TASK BRIEF ::
Among the records below, find each line that includes the string "action" and copy it.

DATA EXCERPTS ::
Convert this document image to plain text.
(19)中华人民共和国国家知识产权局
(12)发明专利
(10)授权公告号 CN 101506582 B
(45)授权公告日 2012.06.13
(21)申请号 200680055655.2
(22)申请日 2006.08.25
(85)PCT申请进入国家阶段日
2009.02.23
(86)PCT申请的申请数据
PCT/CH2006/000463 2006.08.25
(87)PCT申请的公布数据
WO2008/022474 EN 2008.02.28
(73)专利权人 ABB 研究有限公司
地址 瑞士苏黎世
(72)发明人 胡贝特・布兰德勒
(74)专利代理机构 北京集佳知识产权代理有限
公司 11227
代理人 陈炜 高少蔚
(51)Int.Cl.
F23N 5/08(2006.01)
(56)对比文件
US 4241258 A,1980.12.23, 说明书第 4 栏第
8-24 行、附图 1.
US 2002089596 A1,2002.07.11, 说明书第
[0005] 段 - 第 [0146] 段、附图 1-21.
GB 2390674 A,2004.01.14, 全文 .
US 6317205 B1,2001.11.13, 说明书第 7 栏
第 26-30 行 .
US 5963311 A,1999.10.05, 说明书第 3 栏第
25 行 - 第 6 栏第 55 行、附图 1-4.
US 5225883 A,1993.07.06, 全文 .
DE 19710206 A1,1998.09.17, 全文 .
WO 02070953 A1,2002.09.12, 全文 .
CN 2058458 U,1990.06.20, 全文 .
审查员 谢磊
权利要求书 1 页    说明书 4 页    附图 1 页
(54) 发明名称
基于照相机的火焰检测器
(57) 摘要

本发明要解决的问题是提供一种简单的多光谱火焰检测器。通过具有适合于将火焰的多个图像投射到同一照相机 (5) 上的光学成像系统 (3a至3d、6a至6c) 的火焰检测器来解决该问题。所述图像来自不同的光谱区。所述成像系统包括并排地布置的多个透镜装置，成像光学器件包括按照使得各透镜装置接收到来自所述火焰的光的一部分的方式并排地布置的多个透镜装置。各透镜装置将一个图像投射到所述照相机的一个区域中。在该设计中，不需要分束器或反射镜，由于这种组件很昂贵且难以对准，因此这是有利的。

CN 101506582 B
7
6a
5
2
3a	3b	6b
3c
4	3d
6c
...
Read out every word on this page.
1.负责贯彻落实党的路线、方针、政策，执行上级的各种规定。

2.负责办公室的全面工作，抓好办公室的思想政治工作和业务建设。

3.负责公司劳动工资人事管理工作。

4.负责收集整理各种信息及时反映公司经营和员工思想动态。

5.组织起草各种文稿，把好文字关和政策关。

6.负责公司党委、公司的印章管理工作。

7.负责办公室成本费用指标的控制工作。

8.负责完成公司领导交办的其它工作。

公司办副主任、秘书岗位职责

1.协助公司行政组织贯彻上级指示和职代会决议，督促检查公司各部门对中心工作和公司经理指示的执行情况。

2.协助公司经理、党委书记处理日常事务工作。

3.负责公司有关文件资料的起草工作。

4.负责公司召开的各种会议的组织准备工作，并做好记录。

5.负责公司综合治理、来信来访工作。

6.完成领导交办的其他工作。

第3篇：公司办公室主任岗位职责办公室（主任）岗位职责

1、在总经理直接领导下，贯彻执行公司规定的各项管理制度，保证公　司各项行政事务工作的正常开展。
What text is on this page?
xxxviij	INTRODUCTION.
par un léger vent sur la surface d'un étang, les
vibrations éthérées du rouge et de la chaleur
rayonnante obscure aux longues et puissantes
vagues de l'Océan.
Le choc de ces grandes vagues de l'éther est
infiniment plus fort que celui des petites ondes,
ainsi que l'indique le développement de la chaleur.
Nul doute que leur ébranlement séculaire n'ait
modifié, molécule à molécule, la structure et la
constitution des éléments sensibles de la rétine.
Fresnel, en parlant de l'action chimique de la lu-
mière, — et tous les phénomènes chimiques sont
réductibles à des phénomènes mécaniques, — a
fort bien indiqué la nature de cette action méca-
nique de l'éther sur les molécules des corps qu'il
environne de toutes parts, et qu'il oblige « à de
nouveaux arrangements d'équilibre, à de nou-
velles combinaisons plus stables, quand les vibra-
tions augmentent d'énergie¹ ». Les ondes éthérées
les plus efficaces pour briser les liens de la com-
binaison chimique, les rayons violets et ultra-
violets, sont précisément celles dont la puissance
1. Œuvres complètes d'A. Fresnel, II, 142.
==
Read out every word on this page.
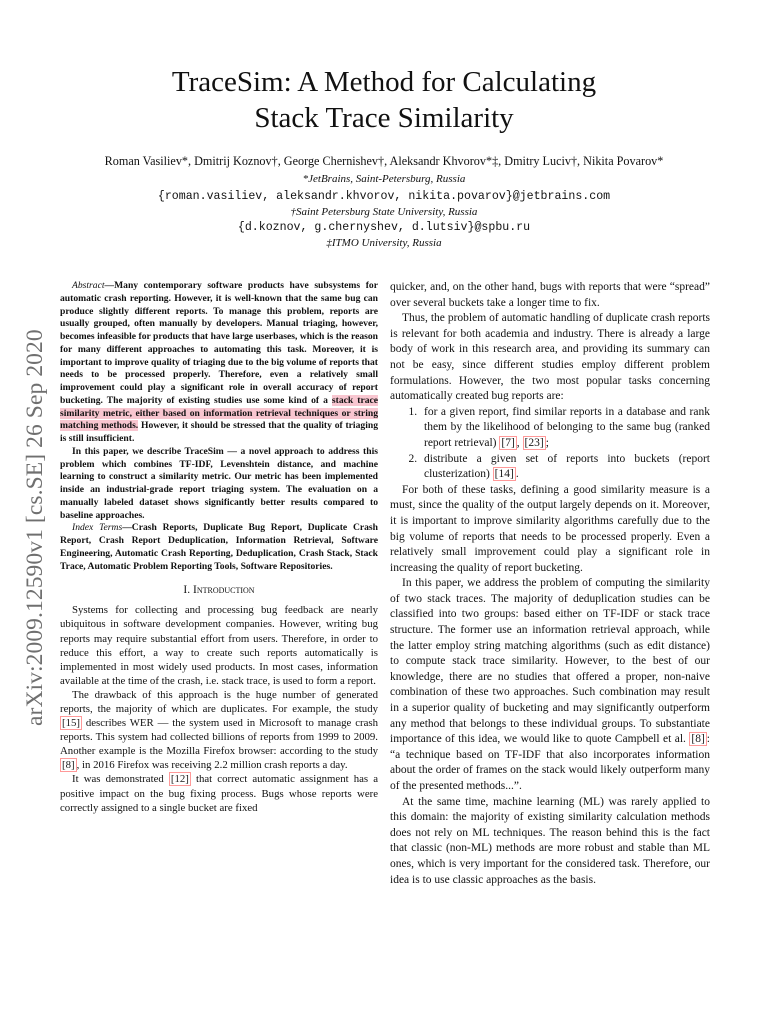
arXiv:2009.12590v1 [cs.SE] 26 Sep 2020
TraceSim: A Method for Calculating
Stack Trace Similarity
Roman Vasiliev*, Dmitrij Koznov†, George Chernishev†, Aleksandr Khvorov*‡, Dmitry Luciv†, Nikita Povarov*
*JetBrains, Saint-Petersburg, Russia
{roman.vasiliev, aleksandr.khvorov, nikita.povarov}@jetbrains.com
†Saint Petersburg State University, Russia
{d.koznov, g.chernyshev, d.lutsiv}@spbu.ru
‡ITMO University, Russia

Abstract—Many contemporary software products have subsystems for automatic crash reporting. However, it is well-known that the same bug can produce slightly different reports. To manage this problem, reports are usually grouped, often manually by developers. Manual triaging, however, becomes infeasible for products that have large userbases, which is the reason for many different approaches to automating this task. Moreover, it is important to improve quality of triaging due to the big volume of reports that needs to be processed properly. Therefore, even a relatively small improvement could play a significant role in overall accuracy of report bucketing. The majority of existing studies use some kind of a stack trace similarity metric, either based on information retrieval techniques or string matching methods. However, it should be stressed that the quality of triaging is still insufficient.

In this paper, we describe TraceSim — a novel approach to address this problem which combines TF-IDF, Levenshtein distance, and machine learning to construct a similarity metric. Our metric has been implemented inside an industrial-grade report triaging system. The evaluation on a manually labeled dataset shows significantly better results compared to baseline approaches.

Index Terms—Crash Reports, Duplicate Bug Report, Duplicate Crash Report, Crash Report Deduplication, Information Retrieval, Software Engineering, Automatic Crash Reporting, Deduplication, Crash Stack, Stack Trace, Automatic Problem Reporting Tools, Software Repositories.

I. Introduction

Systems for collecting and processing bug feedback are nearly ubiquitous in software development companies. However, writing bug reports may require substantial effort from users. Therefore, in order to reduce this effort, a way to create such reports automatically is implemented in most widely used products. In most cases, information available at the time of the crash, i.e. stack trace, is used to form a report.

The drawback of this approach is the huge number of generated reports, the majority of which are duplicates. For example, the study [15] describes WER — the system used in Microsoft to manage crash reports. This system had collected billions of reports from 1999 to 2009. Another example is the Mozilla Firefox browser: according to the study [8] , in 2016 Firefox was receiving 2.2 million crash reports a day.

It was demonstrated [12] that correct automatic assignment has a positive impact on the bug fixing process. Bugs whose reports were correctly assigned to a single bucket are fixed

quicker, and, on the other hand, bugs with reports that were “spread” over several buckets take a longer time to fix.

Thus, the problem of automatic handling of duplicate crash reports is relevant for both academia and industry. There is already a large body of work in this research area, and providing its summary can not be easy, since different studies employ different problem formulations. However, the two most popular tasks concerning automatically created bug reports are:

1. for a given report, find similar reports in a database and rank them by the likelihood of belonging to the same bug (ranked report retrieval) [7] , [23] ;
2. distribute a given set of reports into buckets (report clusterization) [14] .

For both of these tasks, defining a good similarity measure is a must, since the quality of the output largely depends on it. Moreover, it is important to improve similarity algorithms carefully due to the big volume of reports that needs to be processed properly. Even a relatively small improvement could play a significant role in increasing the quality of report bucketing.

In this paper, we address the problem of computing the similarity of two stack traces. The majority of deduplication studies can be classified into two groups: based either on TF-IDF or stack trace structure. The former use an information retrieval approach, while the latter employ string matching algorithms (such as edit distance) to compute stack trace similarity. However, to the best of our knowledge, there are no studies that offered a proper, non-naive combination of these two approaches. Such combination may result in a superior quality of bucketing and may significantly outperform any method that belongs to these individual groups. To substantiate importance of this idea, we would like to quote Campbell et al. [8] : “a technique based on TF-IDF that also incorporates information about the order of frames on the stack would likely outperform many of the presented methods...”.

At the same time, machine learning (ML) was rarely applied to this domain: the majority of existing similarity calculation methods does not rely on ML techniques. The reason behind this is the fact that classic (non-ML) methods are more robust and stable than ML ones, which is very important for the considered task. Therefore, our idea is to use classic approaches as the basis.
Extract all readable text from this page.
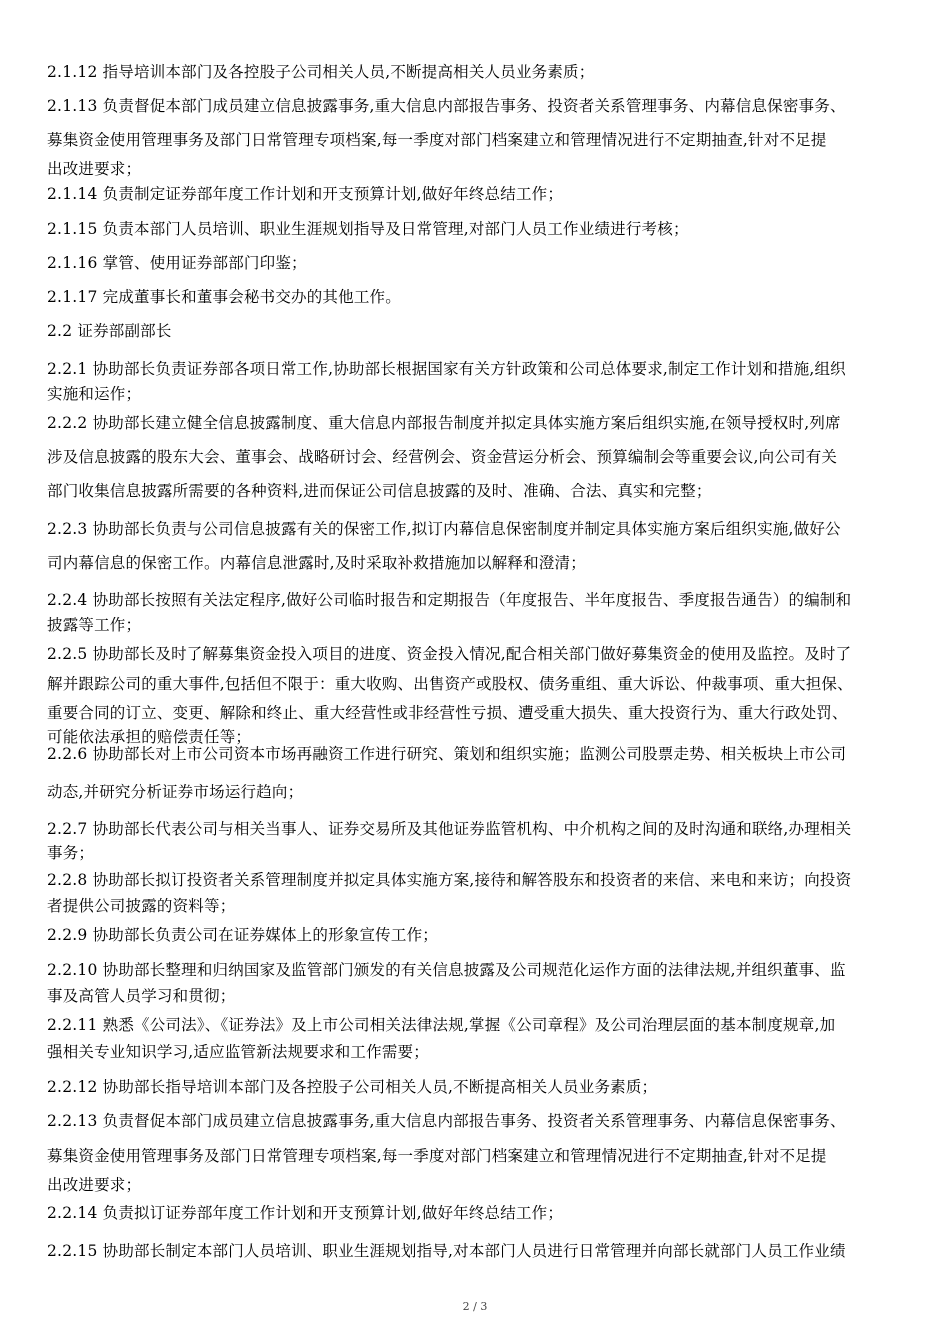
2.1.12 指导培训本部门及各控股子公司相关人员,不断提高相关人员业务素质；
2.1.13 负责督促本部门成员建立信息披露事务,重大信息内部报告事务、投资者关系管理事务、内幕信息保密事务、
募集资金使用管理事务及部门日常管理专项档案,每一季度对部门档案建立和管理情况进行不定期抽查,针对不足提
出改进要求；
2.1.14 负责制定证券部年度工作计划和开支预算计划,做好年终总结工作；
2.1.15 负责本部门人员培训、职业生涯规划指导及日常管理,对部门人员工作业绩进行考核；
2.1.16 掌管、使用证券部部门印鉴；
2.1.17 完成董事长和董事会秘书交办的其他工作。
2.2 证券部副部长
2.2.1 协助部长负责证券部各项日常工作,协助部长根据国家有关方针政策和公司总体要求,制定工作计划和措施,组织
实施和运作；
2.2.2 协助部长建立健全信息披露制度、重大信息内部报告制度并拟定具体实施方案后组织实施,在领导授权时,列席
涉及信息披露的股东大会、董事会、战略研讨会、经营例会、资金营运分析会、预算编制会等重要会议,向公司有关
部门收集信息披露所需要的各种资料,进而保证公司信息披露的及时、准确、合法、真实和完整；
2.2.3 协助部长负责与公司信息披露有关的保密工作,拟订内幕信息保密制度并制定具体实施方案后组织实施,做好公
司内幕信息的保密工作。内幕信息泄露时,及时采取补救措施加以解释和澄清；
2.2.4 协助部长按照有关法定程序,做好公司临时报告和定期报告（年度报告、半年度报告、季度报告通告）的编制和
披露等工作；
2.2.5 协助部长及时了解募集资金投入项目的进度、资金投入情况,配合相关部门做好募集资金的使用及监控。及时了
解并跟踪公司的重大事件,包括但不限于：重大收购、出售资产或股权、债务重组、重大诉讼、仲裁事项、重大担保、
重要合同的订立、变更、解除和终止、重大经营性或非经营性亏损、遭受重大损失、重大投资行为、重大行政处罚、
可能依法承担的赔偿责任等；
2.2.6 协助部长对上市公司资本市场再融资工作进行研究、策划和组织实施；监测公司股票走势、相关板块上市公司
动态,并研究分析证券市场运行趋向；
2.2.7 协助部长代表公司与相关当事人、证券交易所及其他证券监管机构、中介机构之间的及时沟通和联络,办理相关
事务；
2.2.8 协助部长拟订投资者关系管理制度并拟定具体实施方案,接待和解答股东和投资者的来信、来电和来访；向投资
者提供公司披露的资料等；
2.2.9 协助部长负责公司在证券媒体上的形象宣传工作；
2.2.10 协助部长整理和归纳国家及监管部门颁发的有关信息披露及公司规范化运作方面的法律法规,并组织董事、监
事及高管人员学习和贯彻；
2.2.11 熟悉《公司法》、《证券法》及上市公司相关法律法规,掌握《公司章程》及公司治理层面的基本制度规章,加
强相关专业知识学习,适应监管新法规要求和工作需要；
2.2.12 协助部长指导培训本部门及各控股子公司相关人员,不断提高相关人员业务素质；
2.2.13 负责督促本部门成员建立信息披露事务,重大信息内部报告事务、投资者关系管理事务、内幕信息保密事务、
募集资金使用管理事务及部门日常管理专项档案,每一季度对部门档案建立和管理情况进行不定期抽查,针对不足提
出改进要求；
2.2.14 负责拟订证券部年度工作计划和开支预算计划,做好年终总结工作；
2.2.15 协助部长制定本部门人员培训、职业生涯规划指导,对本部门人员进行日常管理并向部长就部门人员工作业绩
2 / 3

OUTPUT ::
Fresnel, en parlant de l'action chimique de la lu-
fort bien indiqué la nature de cette action méca-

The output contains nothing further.